## Exercise requirements
Every entry below should be transcribed exactly; pictures stay out of the copy.

## The data
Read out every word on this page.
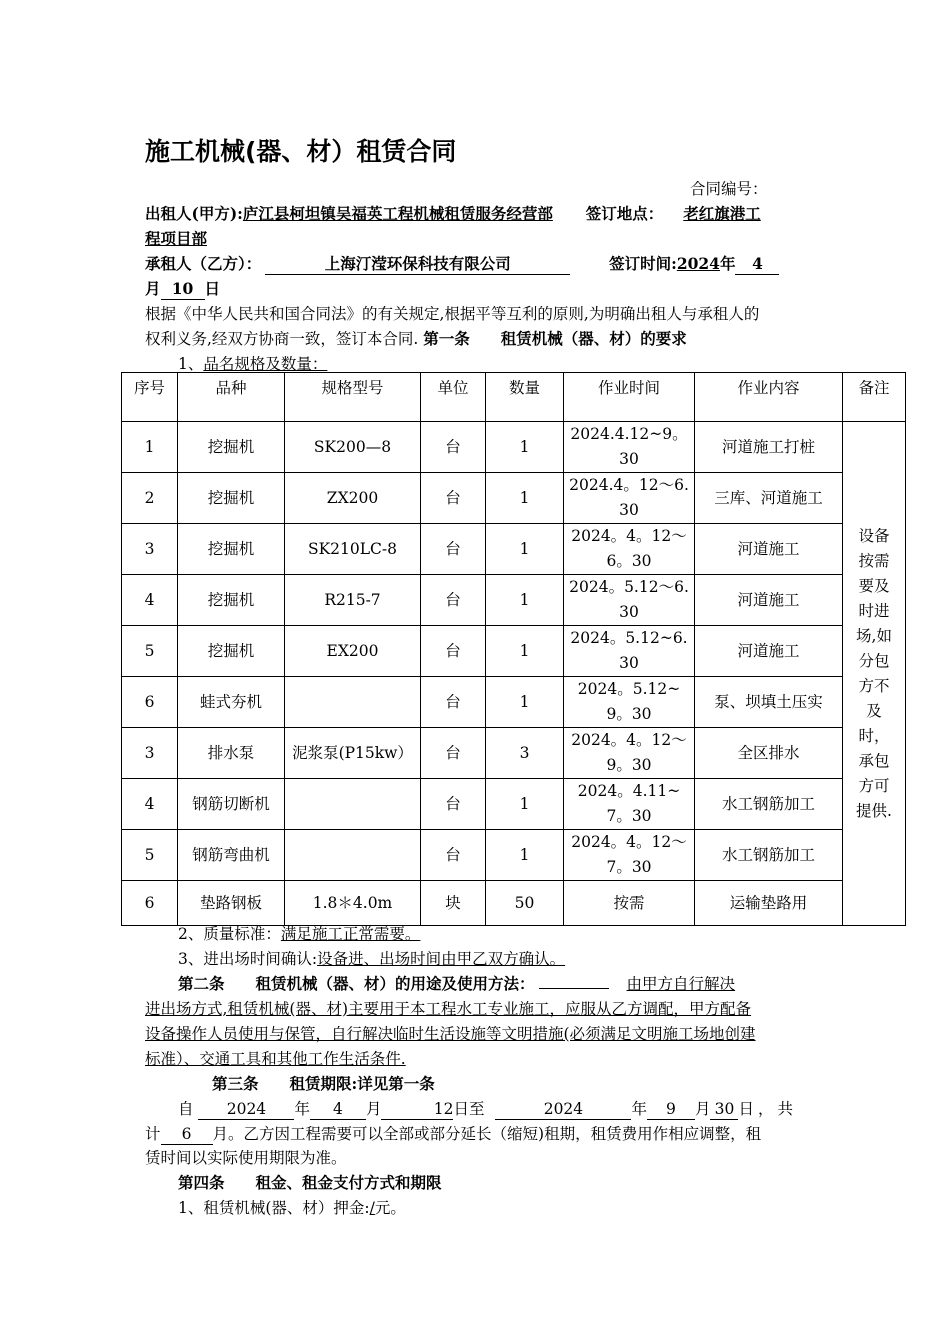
施工机械(器、材）租赁合同
合同编号：
出租人(甲方):庐江县柯坦镇吴福英工程机械租赁服务经营部 签订地点： 老红旗港工
程项目部
承租人（乙方）：	上海汀滢环保科技有限公司	签订时间:2024年 4
月 10 日
根据《中华人民共和国合同法》的有关规定,根据平等互利的原则,为明确出租人与承租人的
权利义务,经双方协商一致，签订本合同. 第一条　　租赁机械（器、材）的要求
1、品名规格及数量：
序号	品种	规格型号	单位	数量	作业时间	作业内容	备注
1	挖掘机	SK200—8	台	1	2024.4.12~9。30	河道施工打桩	设备按需要及时进场,如分包方不及时，承包方可提供.
2	挖掘机	ZX200	台	1	2024.4。12～6.30	三库、河道施工	
3	挖掘机	SK210LC-8	台	1	2024。4。12～6。30	河道施工	
4	挖掘机	R215-7	台	1	2024。5.12～6.30	河道施工	
5	挖掘机	EX200	台	1	2024。5.12~6.30	河道施工	
6	蛙式夯机		台	1	2024。5.12~9。30	泵、坝填土压实	
3	排水泵	泥浆泵(P15kw）	台	3	2024。4。12～9。30	全区排水	
4	钢筋切断机		台	1	2024。4.11~7。30	水工钢筋加工	
5	钢筋弯曲机		台	1	2024。4。12～7。30	水工钢筋加工	
6	垫路钢板	1.8＊4.0m	块	50	按需	运输垫路用	
2、质量标准：满足施工正常需要。
3、进出场时间确认:设备进、出场时间由甲乙双方确认。
第二条　　租赁机械（器、材）的用途及使用方法：	由甲方自行解决
进出场方式,租赁机械(器、材)主要用于本工程水工专业施工，应服从乙方调配，甲方配备
设备操作人员使用与保管，自行解决临时生活设施等文明措施(必须满足文明施工场地创建
标准）、交通工具和其他工作生活条件.
第三条　　租赁期限:详见第一条
自 2024 年 4 月	12日至	2024	年 9 月 30 日，共
计 6 月。乙方因工程需要可以全部或部分延长（缩短)租期，租赁费用作相应调整，租
赁时间以实际使用期限为准。
第四条　　租金、租金支付方式和期限
1、租赁机械(器、材）押金:/元。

## Solution to this exercise
Read out every word on this page.
施工机械(器、材）租赁合同
合同编号：
出租人(甲方):庐江县柯坦镇吴福英工程机械租赁服务经营部 签订地点： 老红旗港工
程项目部
承租人（乙方）：	上海汀滢环保科技有限公司	签订时间:2024年 4
月 10 日
根据《中华人民共和国合同法》的有关规定,根据平等互利的原则,为明确出租人与承租人的
权利义务,经双方协商一致，签订本合同. 第一条　　租赁机械（器、材）的要求
1、品名规格及数量：
序号	品种	规格型号	单位	数量	作业时间	作业内容	备注
1	挖掘机	SK200—8	台	1	2024.4.12~9。30	河道施工打桩	设备按需要及时进场,如分包方不及时，承包方可提供.
2	挖掘机	ZX200	台	1	2024.4。12～6.30	三库、河道施工	
3	挖掘机	SK210LC-8	台	1	2024。4。12～6。30	河道施工	
4	挖掘机	R215-7	台	1	2024。5.12～6.30	河道施工	
5	挖掘机	EX200	台	1	2024。5.12~6.30	河道施工	
6	蛙式夯机		台	1	2024。5.12~9。30	泵、坝填土压实	
3	排水泵	泥浆泵(P15kw）	台	3	2024。4。12～9。30	全区排水	
4	钢筋切断机		台	1	2024。4.11~7。30	水工钢筋加工	
5	钢筋弯曲机		台	1	2024。4。12～7。30	水工钢筋加工	
6	垫路钢板	1.8＊4.0m	块	50	按需	运输垫路用	
2、质量标准：满足施工正常需要。
3、进出场时间确认:设备进、出场时间由甲乙双方确认。
第二条　　租赁机械（器、材）的用途及使用方法：	由甲方自行解决
进出场方式,租赁机械(器、材)主要用于本工程水工专业施工，应服从乙方调配，甲方配备
设备操作人员使用与保管，自行解决临时生活设施等文明措施(必须满足文明施工场地创建
标准）、交通工具和其他工作生活条件.
第三条　　租赁期限:详见第一条
自 2024 年 4 月	12日至	2024	年 9 月 30 日，共
计 6 月。乙方因工程需要可以全部或部分延长（缩短)租期，租赁费用作相应调整，租
赁时间以实际使用期限为准。
第四条　　租金、租金支付方式和期限
1、租赁机械(器、材）押金:/元。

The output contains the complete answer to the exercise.